Data entries:

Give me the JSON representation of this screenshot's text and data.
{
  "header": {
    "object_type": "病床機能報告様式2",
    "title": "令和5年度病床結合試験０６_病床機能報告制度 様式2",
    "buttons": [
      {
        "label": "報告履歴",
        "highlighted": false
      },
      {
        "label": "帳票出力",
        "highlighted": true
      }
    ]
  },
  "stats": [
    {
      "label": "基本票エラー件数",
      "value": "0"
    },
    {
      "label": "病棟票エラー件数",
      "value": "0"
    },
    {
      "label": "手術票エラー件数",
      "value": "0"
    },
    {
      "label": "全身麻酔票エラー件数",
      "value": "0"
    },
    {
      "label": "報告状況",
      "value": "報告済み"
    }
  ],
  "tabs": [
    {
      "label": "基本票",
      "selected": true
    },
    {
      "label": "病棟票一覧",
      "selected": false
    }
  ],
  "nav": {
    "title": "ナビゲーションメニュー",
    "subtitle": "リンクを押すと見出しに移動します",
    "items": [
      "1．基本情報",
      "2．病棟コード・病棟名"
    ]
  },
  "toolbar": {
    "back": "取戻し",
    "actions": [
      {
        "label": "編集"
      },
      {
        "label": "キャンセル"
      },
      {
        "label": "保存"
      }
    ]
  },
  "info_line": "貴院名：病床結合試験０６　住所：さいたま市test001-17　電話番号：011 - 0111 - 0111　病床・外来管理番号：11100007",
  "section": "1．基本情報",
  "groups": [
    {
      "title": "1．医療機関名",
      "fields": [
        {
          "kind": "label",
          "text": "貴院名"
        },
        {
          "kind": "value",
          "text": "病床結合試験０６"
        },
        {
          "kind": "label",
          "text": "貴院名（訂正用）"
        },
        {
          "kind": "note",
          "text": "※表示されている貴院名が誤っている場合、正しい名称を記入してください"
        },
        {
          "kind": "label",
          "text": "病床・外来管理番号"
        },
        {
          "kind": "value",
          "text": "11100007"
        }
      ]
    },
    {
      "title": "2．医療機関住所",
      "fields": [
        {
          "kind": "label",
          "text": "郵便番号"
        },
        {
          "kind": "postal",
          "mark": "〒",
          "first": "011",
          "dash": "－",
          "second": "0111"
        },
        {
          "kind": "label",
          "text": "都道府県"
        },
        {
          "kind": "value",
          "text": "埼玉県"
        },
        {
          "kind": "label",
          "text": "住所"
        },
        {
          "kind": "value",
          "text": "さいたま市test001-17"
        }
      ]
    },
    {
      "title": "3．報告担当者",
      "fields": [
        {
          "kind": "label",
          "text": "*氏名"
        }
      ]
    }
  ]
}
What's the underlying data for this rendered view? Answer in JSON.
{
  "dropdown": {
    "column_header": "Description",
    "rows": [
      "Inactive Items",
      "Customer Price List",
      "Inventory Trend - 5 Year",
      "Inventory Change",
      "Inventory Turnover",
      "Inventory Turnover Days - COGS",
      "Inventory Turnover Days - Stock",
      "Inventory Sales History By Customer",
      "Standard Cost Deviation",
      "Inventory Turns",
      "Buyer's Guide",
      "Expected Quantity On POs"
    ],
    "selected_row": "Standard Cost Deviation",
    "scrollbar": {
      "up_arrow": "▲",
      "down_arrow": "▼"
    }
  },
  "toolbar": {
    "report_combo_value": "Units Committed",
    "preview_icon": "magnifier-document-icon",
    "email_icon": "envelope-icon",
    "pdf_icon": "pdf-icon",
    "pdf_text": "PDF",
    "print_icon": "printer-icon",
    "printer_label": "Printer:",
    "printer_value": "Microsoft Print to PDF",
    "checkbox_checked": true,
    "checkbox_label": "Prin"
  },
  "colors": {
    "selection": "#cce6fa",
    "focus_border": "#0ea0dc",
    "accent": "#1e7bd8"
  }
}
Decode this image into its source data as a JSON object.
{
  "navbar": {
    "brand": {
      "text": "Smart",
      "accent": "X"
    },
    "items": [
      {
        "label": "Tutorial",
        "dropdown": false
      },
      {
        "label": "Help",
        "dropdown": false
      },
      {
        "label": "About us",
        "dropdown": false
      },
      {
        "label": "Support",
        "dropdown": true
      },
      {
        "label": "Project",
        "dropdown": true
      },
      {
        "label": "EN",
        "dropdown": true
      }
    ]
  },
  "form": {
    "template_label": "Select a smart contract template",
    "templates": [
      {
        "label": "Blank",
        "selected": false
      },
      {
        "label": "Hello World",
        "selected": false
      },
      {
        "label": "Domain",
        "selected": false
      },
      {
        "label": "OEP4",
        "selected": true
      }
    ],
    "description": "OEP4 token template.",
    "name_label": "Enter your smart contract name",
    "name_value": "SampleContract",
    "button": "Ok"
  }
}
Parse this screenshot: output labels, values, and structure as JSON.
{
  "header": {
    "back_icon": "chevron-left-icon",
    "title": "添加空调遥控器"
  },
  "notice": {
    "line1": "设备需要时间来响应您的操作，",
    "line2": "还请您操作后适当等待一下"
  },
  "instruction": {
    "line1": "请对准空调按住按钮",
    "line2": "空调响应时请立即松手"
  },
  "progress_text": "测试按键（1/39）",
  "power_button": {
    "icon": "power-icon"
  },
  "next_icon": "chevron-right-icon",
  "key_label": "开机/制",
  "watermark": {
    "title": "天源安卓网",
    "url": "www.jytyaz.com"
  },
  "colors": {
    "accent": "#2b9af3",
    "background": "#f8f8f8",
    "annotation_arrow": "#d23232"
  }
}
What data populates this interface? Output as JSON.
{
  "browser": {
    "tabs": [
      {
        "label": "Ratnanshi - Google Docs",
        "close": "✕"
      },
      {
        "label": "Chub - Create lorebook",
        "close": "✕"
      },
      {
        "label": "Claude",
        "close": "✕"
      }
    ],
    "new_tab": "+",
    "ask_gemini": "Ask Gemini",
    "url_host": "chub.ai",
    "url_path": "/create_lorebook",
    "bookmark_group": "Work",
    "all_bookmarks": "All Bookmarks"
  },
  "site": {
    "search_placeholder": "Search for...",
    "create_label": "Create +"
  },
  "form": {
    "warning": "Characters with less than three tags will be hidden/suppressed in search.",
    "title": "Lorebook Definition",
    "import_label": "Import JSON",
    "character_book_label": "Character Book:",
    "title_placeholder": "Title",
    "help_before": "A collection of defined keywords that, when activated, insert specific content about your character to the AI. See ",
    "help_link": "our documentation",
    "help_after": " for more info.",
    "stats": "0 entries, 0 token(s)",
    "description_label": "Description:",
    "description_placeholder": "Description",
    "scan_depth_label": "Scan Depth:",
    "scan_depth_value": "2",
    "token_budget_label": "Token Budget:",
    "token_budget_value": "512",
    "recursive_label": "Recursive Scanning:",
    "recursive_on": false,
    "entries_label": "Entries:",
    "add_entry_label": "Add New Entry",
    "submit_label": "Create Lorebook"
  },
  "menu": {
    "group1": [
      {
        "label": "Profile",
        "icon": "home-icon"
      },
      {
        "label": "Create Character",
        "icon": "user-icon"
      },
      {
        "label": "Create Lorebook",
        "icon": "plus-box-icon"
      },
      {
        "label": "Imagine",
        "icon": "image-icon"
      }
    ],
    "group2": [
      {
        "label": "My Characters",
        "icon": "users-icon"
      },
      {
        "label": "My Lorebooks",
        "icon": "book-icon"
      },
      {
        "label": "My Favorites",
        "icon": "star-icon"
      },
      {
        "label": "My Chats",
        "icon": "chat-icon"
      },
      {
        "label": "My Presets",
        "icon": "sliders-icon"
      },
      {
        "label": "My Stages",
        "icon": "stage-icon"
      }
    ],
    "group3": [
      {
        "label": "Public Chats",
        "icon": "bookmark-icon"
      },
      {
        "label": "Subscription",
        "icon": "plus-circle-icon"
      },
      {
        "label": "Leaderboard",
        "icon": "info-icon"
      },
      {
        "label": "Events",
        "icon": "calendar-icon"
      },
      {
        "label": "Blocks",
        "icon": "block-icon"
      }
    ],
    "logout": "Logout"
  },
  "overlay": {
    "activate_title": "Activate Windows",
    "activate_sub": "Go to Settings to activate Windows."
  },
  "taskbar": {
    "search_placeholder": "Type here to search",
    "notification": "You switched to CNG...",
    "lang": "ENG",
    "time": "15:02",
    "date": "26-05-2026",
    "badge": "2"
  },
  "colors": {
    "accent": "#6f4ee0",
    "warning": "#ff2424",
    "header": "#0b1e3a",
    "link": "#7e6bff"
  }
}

## Task to carry out
Reproduce each line holding the word "Customer".

## Output
      "Customer Price List",
      "Inventory Sales History By Customer",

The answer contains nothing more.